Exercise >> Reproduce the data in its entirety, exactly as supplied.

Material for this task >>
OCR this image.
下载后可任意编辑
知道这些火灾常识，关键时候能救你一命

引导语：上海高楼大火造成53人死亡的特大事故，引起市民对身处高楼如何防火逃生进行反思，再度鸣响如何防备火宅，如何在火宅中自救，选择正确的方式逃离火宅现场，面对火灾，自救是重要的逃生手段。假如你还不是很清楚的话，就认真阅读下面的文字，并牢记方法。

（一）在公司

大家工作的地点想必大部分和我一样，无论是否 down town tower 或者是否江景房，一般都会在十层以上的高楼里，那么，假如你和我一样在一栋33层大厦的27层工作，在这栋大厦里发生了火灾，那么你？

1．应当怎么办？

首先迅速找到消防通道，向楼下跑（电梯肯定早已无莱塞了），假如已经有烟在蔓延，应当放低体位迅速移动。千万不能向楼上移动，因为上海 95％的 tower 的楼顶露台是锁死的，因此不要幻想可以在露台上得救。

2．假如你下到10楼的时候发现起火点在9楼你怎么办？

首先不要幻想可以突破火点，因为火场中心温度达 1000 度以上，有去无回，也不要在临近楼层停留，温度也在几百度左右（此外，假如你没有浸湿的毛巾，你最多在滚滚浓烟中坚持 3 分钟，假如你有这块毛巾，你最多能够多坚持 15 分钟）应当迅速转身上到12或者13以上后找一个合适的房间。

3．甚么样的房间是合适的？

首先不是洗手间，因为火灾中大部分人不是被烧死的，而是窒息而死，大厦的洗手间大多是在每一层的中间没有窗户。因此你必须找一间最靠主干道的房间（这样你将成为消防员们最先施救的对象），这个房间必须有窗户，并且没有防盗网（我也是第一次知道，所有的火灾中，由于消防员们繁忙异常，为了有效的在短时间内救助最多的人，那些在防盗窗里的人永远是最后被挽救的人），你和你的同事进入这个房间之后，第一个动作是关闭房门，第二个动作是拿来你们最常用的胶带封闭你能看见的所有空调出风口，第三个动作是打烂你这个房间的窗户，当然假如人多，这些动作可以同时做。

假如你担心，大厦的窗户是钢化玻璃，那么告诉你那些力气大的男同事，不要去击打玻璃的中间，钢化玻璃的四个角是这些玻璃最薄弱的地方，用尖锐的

Result of the task >>
OCR this image.
下载后可任意编辑
知道这些火灾常识，关键时候能救你一命

引导语：上海高楼大火造成53人死亡的特大事故，引起市民对身处高楼如何防火逃生进行反思，再度鸣响如何防备火宅，如何在火宅中自救，选择正确的方式逃离火宅现场，面对火灾，自救是重要的逃生手段。假如你还不是很清楚的话，就认真阅读下面的文字，并牢记方法。

（一）在公司

大家工作的地点想必大部分和我一样，无论是否 down town tower 或者是否江景房，一般都会在十层以上的高楼里，那么，假如你和我一样在一栋33层大厦的27层工作，在这栋大厦里发生了火灾，那么你？

1．应当怎么办？

首先迅速找到消防通道，向楼下跑（电梯肯定早已无莱塞了），假如已经有烟在蔓延，应当放低体位迅速移动。千万不能向楼上移动，因为上海 95％的 tower 的楼顶露台是锁死的，因此不要幻想可以在露台上得救。

2．假如你下到10楼的时候发现起火点在9楼你怎么办？

首先不要幻想可以突破火点，因为火场中心温度达 1000 度以上，有去无回，也不要在临近楼层停留，温度也在几百度左右（此外，假如你没有浸湿的毛巾，你最多在滚滚浓烟中坚持 3 分钟，假如你有这块毛巾，你最多能够多坚持 15 分钟）应当迅速转身上到12或者13以上后找一个合适的房间。

3．甚么样的房间是合适的？

首先不是洗手间，因为火灾中大部分人不是被烧死的，而是窒息而死，大厦的洗手间大多是在每一层的中间没有窗户。因此你必须找一间最靠主干道的房间（这样你将成为消防员们最先施救的对象），这个房间必须有窗户，并且没有防盗网（我也是第一次知道，所有的火灾中，由于消防员们繁忙异常，为了有效的在短时间内救助最多的人，那些在防盗窗里的人永远是最后被挽救的人），你和你的同事进入这个房间之后，第一个动作是关闭房门，第二个动作是拿来你们最常用的胶带封闭你能看见的所有空调出风口，第三个动作是打烂你这个房间的窗户，当然假如人多，这些动作可以同时做。

假如你担心，大厦的窗户是钢化玻璃，那么告诉你那些力气大的男同事，不要去击打玻璃的中间，钢化玻璃的四个角是这些玻璃最薄弱的地方，用尖锐的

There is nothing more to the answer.